*** Source records

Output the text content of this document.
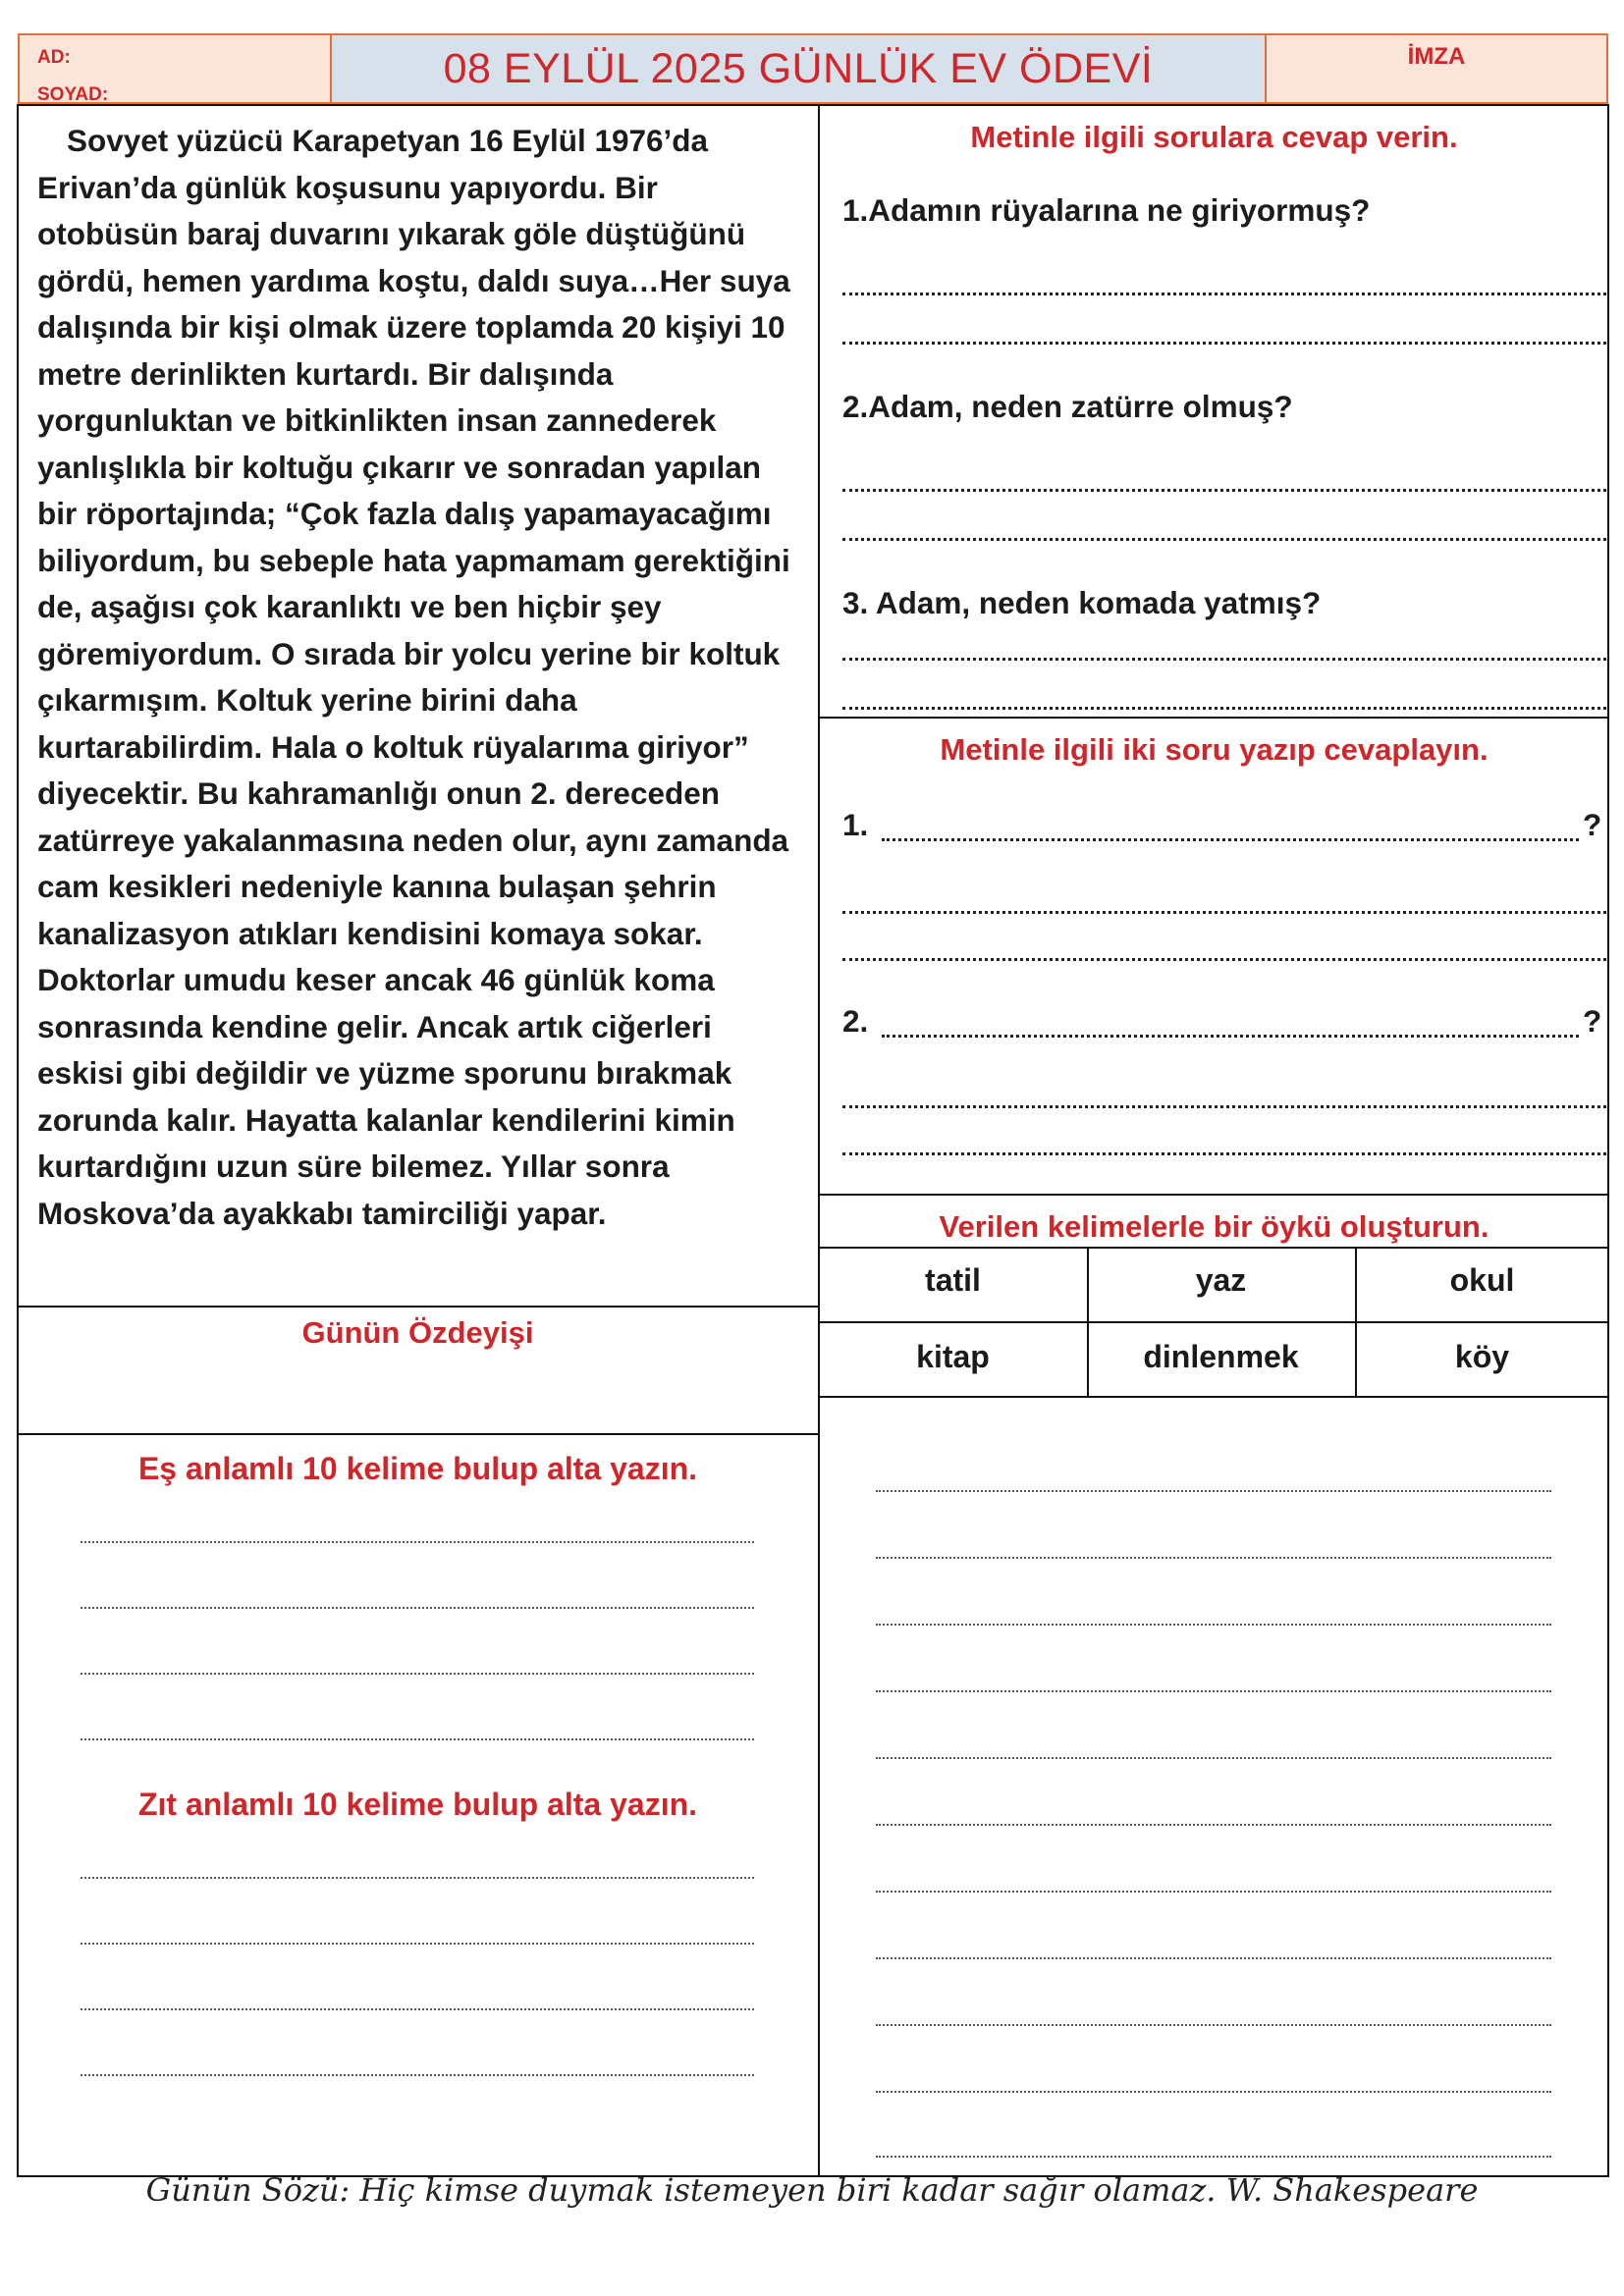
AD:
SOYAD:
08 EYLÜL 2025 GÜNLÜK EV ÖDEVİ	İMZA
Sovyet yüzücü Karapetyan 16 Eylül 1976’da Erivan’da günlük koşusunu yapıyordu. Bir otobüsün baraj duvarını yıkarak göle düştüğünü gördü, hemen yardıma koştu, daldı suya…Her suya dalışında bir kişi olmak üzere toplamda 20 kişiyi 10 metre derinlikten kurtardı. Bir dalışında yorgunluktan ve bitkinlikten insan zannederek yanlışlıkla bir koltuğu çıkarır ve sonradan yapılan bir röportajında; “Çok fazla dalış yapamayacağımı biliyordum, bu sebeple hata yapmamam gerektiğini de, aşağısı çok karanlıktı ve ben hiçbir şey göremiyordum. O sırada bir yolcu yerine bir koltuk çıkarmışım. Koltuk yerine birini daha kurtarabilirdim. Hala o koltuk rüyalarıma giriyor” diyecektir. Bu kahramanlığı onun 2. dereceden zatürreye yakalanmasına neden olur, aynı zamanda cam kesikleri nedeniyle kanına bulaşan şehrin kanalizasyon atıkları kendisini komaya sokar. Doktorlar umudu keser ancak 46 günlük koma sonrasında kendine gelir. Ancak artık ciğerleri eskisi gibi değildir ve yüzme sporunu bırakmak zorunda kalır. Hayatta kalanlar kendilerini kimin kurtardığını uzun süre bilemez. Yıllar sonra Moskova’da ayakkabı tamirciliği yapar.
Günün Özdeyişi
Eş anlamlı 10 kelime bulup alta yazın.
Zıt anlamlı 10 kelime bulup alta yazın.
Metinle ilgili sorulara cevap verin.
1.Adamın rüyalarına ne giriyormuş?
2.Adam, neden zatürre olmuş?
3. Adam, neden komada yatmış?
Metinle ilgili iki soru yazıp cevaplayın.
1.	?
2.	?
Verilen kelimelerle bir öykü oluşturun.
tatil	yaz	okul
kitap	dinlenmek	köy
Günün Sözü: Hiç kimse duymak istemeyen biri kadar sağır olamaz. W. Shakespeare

******
*** Source records

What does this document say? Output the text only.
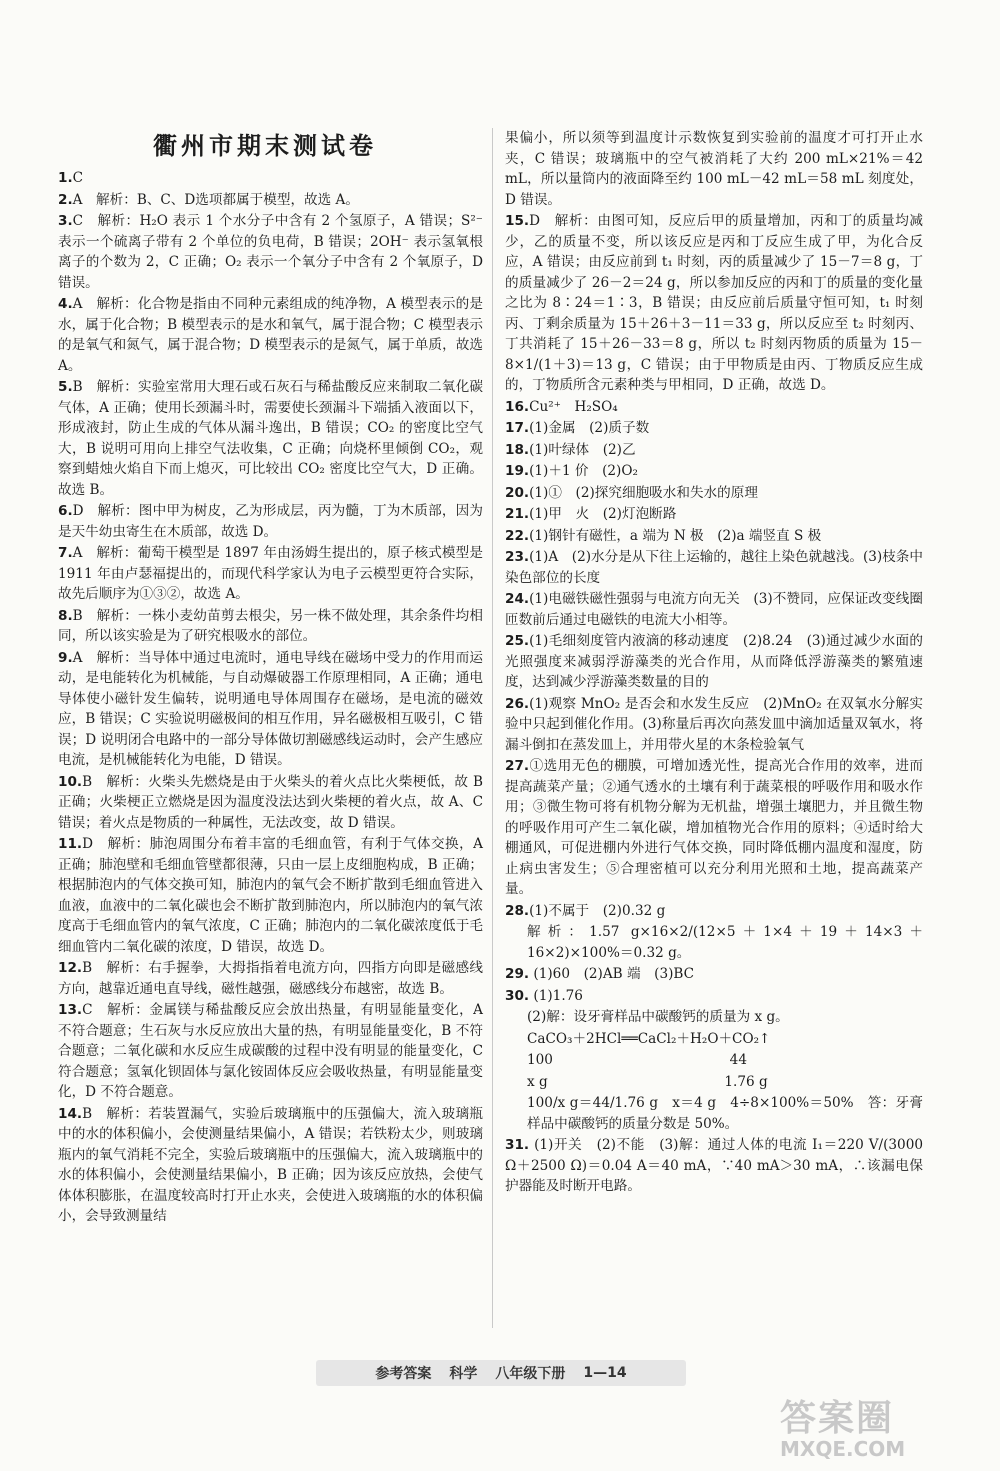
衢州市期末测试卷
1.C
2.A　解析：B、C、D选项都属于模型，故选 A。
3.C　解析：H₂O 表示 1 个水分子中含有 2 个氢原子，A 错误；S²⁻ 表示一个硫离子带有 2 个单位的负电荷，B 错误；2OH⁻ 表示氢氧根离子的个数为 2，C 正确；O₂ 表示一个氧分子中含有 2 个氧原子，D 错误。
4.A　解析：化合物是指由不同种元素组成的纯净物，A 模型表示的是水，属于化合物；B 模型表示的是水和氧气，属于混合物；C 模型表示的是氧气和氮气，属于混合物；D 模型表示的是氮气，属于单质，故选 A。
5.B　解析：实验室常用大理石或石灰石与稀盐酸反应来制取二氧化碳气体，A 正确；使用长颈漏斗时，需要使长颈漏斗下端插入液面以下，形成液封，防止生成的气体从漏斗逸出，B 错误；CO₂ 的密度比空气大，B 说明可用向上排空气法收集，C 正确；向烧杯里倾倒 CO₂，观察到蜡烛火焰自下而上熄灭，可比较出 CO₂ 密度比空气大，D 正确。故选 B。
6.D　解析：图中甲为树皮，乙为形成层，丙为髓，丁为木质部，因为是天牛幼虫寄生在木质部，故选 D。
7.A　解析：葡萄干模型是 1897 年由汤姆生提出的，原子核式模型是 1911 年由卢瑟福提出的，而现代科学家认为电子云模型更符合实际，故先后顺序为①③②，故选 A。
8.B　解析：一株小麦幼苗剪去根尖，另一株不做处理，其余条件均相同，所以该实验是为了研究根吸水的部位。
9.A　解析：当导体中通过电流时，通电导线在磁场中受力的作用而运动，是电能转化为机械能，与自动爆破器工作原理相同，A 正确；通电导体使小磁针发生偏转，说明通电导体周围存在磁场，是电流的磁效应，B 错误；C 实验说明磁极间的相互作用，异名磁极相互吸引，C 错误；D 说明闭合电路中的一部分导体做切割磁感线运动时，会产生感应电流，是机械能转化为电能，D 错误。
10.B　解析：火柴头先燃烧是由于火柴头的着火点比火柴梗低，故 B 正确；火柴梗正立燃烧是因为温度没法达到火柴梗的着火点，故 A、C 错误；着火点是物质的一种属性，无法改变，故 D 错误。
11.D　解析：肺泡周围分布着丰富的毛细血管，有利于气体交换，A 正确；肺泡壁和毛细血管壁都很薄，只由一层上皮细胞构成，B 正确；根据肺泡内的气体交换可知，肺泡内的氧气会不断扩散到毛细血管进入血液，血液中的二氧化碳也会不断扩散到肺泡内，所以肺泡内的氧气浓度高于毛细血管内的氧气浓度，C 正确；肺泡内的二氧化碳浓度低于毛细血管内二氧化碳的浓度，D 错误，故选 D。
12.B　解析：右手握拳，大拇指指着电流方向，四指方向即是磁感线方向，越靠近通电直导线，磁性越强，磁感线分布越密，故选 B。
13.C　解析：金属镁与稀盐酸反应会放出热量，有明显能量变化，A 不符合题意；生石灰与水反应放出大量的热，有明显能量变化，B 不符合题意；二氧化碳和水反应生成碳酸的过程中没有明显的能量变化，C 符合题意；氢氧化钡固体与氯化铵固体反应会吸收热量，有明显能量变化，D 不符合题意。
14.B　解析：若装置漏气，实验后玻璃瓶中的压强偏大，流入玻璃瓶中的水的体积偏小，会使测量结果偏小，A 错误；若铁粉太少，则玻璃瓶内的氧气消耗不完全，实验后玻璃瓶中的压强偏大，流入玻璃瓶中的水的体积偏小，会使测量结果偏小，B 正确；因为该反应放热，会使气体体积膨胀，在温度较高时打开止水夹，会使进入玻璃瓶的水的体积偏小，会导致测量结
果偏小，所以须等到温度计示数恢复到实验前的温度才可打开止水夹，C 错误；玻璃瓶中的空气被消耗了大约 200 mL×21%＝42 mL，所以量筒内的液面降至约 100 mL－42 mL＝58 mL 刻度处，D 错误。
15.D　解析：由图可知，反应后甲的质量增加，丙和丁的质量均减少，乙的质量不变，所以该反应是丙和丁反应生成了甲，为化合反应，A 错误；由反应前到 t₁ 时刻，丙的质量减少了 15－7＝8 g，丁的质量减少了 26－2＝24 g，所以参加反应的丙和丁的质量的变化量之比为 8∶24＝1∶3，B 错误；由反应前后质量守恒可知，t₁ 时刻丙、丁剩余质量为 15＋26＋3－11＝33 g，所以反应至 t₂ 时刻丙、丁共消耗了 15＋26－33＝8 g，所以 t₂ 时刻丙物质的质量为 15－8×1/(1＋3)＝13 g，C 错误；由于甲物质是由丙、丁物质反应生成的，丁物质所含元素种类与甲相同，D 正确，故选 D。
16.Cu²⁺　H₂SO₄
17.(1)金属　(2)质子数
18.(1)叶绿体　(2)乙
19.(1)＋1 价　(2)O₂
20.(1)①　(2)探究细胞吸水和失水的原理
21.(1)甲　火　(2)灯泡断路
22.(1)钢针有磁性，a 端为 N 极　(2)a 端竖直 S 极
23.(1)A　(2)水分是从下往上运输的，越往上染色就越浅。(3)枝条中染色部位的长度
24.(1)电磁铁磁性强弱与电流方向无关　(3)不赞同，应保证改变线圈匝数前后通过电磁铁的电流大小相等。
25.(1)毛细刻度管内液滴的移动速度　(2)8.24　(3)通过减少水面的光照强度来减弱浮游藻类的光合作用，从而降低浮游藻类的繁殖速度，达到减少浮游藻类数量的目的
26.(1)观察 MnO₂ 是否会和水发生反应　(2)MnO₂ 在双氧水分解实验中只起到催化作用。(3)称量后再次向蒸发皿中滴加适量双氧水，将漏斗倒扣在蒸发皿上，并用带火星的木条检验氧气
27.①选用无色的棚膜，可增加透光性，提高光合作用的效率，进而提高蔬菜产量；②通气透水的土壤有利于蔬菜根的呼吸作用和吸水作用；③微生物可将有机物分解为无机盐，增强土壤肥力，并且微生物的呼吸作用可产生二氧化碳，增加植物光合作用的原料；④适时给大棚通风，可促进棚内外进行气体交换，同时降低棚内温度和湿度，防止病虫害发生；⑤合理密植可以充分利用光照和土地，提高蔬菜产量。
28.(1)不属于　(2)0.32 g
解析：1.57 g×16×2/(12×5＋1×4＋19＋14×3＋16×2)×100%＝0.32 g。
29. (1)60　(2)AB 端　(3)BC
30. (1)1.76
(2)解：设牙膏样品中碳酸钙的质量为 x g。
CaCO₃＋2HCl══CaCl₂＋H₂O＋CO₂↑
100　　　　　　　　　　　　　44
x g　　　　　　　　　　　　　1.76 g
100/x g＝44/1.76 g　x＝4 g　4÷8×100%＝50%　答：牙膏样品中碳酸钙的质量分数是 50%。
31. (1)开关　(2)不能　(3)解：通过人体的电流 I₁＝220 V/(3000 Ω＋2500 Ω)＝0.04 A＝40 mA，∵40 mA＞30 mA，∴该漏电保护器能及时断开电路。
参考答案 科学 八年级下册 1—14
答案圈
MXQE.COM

******

Filter the data for the string "anlamlı" and copy every line that has it.

## Exercise result
Eş anlamlı 10 kelime bulup alta yazın.
Zıt anlamlı 10 kelime bulup alta yazın.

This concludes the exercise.